Instructions for the task: Determine the number of lines in these entries that hold the word "Slope". Give the number and nothing more.

Figure collection entries
========================

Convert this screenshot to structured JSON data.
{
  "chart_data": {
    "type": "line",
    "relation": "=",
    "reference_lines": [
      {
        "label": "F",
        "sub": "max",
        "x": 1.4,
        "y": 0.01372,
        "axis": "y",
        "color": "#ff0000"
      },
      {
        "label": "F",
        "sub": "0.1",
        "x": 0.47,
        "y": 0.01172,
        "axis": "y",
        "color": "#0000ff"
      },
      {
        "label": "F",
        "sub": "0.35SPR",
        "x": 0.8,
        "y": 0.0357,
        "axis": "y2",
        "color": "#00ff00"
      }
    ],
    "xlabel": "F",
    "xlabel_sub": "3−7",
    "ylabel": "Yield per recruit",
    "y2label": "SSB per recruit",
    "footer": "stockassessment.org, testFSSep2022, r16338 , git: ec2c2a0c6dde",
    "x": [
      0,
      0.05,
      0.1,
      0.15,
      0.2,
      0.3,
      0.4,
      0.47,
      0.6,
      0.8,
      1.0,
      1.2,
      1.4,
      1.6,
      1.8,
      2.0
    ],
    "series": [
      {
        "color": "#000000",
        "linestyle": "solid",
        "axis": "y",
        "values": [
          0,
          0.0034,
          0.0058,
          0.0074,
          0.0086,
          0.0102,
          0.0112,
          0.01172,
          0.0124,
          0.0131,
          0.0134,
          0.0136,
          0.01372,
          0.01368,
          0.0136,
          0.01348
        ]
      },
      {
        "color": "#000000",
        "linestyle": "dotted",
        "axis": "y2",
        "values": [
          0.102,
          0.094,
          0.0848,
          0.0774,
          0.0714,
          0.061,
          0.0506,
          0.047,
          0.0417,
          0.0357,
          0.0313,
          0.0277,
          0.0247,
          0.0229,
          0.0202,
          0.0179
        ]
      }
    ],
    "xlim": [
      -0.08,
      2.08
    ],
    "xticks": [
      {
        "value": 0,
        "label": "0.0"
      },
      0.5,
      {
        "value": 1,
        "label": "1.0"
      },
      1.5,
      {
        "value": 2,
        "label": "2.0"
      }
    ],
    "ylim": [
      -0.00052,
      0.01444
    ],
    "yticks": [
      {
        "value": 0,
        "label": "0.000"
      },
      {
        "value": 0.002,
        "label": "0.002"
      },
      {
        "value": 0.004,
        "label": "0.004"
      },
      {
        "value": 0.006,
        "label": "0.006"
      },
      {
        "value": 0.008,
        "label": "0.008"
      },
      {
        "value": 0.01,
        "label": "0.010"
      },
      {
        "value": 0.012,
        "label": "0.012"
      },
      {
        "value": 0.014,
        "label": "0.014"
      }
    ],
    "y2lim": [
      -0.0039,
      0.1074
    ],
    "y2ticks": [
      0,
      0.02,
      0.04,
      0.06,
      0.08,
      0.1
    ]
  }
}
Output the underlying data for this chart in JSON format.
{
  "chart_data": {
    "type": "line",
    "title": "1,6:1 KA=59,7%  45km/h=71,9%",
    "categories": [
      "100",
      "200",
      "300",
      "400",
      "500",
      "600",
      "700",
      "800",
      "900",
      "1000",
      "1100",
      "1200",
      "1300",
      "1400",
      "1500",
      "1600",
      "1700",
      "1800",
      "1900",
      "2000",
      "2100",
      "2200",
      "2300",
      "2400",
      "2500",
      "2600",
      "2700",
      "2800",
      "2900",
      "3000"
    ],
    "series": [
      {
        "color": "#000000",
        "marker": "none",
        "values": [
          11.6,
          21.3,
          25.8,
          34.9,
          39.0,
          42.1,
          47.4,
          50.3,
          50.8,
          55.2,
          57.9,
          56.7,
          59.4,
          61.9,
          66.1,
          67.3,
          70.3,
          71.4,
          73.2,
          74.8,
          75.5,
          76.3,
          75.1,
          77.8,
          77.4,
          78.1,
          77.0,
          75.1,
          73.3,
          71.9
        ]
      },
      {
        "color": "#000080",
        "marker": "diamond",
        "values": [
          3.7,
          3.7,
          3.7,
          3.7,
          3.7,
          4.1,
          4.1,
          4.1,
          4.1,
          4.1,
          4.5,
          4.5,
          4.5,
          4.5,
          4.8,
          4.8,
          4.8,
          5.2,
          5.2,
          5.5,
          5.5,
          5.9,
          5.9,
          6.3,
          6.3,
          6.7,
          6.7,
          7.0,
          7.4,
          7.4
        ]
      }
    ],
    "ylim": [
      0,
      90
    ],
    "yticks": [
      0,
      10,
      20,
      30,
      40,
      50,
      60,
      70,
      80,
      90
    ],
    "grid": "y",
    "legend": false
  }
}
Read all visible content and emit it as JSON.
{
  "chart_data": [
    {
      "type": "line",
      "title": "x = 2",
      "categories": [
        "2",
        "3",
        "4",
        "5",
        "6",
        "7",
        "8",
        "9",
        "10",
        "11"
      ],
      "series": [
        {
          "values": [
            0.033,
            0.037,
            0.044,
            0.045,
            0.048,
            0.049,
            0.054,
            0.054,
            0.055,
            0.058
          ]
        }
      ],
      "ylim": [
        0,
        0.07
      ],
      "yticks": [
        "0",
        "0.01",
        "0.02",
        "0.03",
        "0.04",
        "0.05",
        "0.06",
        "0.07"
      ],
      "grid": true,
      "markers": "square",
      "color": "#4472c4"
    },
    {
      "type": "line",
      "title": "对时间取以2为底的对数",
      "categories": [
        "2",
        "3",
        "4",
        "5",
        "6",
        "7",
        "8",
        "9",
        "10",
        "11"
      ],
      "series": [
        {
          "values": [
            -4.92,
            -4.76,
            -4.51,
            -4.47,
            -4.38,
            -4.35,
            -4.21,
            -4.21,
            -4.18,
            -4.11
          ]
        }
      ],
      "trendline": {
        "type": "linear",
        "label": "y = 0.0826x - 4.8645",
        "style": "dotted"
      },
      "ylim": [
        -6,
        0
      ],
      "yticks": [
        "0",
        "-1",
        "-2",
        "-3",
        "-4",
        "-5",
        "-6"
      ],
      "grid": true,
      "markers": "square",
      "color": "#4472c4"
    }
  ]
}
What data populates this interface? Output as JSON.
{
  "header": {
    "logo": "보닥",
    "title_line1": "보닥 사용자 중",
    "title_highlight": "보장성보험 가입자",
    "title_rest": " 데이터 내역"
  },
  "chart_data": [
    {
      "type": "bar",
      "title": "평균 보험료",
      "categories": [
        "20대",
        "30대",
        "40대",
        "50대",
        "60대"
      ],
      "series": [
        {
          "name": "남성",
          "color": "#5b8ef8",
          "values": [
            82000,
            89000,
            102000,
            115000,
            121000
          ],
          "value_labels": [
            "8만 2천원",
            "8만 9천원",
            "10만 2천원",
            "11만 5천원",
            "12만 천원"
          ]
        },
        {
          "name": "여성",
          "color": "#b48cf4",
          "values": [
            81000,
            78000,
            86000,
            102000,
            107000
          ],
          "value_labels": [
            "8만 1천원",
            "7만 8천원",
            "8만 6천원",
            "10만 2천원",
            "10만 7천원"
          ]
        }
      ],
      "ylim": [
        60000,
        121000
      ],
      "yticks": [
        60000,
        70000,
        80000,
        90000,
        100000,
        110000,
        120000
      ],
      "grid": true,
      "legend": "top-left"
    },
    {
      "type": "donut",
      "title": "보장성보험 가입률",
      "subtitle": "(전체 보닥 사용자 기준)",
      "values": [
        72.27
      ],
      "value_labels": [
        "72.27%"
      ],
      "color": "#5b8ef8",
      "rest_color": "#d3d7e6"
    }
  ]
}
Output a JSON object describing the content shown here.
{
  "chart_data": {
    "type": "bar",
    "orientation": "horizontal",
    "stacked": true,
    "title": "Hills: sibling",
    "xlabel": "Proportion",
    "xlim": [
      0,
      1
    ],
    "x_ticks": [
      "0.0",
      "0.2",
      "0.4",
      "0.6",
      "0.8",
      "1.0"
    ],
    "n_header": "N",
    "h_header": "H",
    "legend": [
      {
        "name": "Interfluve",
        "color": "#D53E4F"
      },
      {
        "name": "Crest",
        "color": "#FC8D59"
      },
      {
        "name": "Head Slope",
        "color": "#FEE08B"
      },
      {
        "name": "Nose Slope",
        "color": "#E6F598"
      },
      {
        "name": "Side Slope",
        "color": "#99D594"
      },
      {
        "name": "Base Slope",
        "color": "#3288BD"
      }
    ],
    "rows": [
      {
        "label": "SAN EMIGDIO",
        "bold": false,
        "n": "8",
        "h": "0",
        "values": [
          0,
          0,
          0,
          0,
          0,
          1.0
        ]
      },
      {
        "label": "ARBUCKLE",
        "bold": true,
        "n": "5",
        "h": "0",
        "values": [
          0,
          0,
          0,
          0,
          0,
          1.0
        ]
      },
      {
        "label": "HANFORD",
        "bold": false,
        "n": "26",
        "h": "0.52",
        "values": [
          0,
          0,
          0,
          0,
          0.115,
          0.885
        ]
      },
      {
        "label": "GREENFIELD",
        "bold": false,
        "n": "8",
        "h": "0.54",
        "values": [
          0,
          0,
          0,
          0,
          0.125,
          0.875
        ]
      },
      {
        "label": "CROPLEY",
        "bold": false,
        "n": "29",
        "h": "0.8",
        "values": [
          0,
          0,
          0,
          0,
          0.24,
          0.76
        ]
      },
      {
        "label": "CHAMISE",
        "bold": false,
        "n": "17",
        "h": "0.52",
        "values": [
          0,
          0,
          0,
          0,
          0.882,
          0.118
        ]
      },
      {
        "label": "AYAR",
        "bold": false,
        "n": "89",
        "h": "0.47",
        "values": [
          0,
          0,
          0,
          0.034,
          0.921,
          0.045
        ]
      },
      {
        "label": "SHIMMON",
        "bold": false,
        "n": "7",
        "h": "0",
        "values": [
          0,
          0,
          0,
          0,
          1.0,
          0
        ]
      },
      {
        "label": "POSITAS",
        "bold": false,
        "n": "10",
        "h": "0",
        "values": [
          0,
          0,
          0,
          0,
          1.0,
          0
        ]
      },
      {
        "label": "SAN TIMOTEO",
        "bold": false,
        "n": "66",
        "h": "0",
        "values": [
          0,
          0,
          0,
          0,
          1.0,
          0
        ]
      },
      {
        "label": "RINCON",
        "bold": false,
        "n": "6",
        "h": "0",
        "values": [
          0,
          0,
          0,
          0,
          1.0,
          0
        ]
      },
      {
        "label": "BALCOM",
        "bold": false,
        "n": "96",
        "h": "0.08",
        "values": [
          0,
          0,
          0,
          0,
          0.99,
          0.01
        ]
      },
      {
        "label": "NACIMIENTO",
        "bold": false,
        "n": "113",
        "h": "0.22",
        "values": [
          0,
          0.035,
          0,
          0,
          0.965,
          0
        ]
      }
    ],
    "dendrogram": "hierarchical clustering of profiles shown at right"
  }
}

========================

Complete output: 4